:: THE TASK ::
Below is a set of records; print all of them exactly as written.

start ROWS

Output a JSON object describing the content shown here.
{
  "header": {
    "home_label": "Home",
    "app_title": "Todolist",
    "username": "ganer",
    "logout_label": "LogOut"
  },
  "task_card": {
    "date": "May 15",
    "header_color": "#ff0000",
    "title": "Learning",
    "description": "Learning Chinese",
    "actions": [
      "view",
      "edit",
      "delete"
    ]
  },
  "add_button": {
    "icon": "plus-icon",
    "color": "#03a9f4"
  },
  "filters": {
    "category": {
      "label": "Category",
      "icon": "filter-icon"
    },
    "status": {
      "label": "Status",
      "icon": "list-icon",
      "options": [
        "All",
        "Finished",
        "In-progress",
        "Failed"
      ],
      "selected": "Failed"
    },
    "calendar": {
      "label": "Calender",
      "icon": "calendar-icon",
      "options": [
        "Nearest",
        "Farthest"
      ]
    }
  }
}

end ROWS

:: CORRECT RESULT ::
Output a JSON object describing the content shown here.
{
  "header": {
    "home_label": "Home",
    "app_title": "Todolist",
    "username": "ganer",
    "logout_label": "LogOut"
  },
  "task_card": {
    "date": "May 15",
    "header_color": "#ff0000",
    "title": "Learning",
    "description": "Learning Chinese",
    "actions": [
      "view",
      "edit",
      "delete"
    ]
  },
  "add_button": {
    "icon": "plus-icon",
    "color": "#03a9f4"
  },
  "filters": {
    "category": {
      "label": "Category",
      "icon": "filter-icon"
    },
    "status": {
      "label": "Status",
      "icon": "list-icon",
      "options": [
        "All",
        "Finished",
        "In-progress",
        "Failed"
      ],
      "selected": "Failed"
    },
    "calendar": {
      "label": "Calender",
      "icon": "calendar-icon",
      "options": [
        "Nearest",
        "Farthest"
      ]
    }
  }
}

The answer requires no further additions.